Mise en pratique:
[1] Pour chacune des affirmations suivantes, indiquez par oui ou par non si elle concorde avec la critique des Jardins statuaires, en citant les mots du texte qui le montrent. (a) Le voyageur pénètre dans une contrée qu’il connaît déjà. (b) Ce sont des plantes qui embellissent les jardins de ce pays. (c) Le voyageur suit d’abord les pas d’un guide.
[2] Poursuivez la critique des Jardins statuaires après sa dernière phrase.

Document source:
▬▬▬▬▬▬▬▬▬▬
« Les jardins statuaires » de Jacques Abeille

C’est un jour pour se plonger dans les pages des jardins statuaires, ovni littéraire où l’on se promène entre les différents domaines d’un monde où les jardiniers taillent des statues.

Aux premières lignes les sourcils se froncent. Le propos semble austère, le sujet presque insaisissable, à la manière d’un rêve dont on voudrait se souvenir des détails mais qui s’échappe, à chaque tentative un peu plus. Mais à la manière d’un rêve, on se laisse prendre au jeu, on tire le fil d’une quête improbable.

La quête, c’est celle d’un voyageur dont on ne sait rien qui entre dans une contrée absolument inconnue et dont il met doucement à jour les habitudes et les mœurs. L’affaire n’est pas aisée : dans ce pays se succèdent de vastes domaines protégés par de hautes enceintes, aussi hautes que celles qui semblent retenir leurs habitants de trop dévoiler de leur mode de vie. La patience et le voyage aident, toutefois, à saisir à chaque page un peu plus de la complexité de ce monde de jardiniers. Car l’endroit présente une particularité de taille : il est peuplé d’hommes dont la tâche consiste à tailler et à veiller au bon développement de statues. Ce ne sont point des plantes qui viennent embellir ces jardins, mais bien des pousses de roches qu’il est nécessaire de ciseler, de récolter puis de replanter pour permettre aux statues d’arriver à maturité.

Les-jardins-statuaires

Carnet de voyage tenu par notre héros tout autant que digression utopique, conte philosophique et précis anthropologique, l’objet se trouve en fait à la croisée de toutes ces tentatives de classification. La langue s’y avère finement taillée, à l’image de l’univers qu’elle offre au regard du lecteur. Et de nous emmener aux côtés de ce voyageur, qui suit les pas d’un guide avant de se lancer dans la tentative de mieux saisir par lui-même la psychologie de ces hommes aux rites étranges. Aussi étranges qu’ils nous sont proches, car Abeille et son voyageur présentent une population qui pourrait tout à fait être la nôtre. Seulement, celle-ci inscrit dans un régime de codes précis. Et le voyageur en démêle peu à peu l’écheveau, à la recherche des femmes qui interagissent bien peu avec les hommes, et d’un ailleurs permanent.
▬▬▬▬▬▬▬▬▬▬
Enregistrements d’un jeu de données:
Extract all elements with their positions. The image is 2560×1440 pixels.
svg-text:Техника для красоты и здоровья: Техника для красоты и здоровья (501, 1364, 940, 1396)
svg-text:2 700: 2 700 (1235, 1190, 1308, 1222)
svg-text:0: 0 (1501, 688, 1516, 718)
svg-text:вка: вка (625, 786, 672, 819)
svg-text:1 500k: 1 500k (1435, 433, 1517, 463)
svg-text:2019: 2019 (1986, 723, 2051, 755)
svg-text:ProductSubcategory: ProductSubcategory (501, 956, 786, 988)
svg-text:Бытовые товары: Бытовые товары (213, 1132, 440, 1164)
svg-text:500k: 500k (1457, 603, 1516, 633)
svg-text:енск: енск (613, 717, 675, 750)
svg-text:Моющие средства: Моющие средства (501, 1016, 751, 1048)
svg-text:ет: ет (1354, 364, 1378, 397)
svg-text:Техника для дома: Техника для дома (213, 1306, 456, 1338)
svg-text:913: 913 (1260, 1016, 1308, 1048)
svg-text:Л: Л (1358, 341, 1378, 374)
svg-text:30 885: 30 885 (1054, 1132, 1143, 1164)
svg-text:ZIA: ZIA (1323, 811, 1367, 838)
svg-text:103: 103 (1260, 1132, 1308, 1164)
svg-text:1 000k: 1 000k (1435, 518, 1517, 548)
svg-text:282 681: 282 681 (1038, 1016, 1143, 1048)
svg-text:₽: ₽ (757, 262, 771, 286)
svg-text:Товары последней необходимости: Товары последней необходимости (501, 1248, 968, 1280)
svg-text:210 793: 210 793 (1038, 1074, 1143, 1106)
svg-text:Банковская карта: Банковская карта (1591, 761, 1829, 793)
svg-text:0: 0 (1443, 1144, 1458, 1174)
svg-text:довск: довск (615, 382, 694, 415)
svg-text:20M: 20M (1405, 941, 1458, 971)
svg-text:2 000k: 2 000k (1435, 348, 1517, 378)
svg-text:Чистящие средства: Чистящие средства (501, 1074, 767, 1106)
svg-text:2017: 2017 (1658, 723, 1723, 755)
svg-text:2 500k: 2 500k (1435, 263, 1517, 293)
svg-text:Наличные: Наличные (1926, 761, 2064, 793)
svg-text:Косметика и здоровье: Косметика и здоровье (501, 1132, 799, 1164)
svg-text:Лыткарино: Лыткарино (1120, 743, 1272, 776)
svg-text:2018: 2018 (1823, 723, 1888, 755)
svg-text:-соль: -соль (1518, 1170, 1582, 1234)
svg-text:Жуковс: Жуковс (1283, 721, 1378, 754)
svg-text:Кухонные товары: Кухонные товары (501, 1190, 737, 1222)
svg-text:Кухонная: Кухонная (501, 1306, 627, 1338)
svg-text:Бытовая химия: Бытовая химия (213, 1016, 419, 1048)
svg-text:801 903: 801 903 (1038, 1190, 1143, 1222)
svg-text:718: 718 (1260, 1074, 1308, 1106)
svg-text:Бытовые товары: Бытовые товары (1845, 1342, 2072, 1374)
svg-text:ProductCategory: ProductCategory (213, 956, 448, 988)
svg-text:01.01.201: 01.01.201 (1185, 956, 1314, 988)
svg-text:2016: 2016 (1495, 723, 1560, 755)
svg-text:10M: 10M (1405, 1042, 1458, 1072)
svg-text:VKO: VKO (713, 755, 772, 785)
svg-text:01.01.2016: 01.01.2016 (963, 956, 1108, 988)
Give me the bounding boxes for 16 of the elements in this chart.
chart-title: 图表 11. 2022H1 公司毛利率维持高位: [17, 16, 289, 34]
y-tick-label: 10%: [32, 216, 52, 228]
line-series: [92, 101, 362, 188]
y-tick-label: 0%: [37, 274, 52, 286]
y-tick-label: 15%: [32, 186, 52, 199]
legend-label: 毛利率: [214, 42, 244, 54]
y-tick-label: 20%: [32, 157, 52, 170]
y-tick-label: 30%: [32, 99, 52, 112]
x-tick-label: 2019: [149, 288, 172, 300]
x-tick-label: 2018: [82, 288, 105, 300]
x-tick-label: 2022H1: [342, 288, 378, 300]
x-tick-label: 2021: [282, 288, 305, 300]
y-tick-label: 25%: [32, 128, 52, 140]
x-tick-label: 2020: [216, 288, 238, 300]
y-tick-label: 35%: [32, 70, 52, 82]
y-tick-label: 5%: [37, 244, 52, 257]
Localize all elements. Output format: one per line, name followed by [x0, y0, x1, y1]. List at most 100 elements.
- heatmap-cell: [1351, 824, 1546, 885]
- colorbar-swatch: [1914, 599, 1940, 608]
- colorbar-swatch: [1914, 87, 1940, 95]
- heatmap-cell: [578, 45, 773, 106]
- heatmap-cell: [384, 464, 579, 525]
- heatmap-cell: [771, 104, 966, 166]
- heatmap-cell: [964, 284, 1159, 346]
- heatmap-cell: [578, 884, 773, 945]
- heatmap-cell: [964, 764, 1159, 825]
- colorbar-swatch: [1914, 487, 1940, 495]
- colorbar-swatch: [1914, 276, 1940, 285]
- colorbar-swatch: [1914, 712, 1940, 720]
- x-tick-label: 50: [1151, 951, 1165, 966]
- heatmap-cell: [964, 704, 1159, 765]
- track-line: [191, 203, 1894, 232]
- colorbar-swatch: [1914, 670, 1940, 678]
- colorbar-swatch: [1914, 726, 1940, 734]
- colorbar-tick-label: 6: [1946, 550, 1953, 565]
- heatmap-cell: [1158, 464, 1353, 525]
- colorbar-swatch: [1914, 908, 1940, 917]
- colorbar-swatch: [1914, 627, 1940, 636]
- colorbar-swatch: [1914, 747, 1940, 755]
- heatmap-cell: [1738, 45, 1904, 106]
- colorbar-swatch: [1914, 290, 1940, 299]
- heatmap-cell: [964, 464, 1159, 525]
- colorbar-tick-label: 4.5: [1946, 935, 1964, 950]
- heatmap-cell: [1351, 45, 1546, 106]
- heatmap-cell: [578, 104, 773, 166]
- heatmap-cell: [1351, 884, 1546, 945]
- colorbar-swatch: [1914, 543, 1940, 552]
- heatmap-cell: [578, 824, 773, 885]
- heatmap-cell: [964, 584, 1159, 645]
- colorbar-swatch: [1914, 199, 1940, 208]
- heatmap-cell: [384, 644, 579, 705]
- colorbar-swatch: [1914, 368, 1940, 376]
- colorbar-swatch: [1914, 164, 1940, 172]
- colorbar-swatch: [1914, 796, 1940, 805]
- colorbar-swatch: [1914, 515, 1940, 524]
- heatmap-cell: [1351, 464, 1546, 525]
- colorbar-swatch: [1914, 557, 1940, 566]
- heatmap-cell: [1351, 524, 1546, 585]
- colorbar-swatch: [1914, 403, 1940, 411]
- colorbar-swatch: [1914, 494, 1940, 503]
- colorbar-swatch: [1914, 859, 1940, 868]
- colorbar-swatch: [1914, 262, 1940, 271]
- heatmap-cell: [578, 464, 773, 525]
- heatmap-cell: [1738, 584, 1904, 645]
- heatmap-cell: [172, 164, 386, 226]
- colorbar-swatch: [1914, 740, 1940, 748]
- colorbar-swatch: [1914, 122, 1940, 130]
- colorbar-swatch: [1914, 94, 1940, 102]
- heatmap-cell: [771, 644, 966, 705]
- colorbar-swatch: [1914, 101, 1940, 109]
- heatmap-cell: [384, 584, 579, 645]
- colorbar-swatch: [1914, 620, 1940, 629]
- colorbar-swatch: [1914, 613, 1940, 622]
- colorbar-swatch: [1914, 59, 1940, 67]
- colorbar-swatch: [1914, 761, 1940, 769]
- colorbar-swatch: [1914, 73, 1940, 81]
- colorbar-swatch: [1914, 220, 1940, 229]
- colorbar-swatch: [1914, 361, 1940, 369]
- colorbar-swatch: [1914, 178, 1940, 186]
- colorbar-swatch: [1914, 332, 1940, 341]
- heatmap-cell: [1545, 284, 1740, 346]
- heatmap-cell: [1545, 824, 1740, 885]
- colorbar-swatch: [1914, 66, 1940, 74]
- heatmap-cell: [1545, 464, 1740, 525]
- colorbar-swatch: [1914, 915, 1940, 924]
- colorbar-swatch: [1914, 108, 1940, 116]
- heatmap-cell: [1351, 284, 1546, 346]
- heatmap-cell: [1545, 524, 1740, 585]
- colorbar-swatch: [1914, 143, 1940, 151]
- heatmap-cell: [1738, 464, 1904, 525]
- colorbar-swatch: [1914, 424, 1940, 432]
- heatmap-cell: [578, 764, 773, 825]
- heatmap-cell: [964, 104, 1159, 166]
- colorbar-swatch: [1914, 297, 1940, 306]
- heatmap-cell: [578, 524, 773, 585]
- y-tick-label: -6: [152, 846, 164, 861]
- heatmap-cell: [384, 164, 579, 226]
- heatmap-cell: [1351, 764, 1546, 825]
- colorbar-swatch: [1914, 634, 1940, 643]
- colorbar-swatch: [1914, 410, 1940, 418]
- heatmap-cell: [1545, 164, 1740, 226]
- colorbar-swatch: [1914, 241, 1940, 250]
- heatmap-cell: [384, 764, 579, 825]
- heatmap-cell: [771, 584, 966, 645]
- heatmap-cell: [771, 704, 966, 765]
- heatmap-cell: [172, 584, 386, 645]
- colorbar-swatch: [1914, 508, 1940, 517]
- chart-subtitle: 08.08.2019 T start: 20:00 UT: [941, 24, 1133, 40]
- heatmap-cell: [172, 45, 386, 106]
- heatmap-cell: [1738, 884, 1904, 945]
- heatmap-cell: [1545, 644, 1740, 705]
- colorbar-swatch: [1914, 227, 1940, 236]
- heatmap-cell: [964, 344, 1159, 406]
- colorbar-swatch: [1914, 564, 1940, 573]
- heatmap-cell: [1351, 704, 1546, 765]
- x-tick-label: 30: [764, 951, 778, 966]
▬▬▬▬▬▬▬▬▬▬
Réponses attendues:
[1]
(a) Non : « qui entre dans une contrée absolument inconnue ».
(b) Non : « Ce ne sont point des plantes qui viennent embellir ces jardins, mais bien des pousses de roches ».
(c) Oui : « qui suit les pas d’un guide avant de se lancer dans la tentative de mieux saisir par lui-même la psychologie de ces hommes aux rites étranges ».

[2]
Un roman qui laisse un doux goût d’étonnement.

 

 

Quant à Jacques Abeille

Né en 1942, il est un auteur rêveur et pluriel – il signe aussi des nouvelles érotiques sous le nom de Léo Barthe. Parmi les derniers tenants du surréalisme, il avait envoyé le manuscrit des Jardins statuaires à Julien Gracq, celui-ci ayant promis de le transmettre à José Corti (éditeur spécialisé dans les œuvres liées au dadaïsme et au surréalisme). Celui-ci soutient pourtant ne l’avoir jamais reçu. Un mystère qui participa peut-être à la confidentialité des Jardins, mais le voici redécouvert en 2010, à l’occasion de la mention spéciale du prix Wepler qui lui est remise et de la réédition des Jardins par les éditions Attila. Il s’agit en fait du premier roman du Cycle des contrées, auquel il s’est attelé  bien que, terminant les Jardins, il « crût avoir écrit l’œuvre d’un fou ».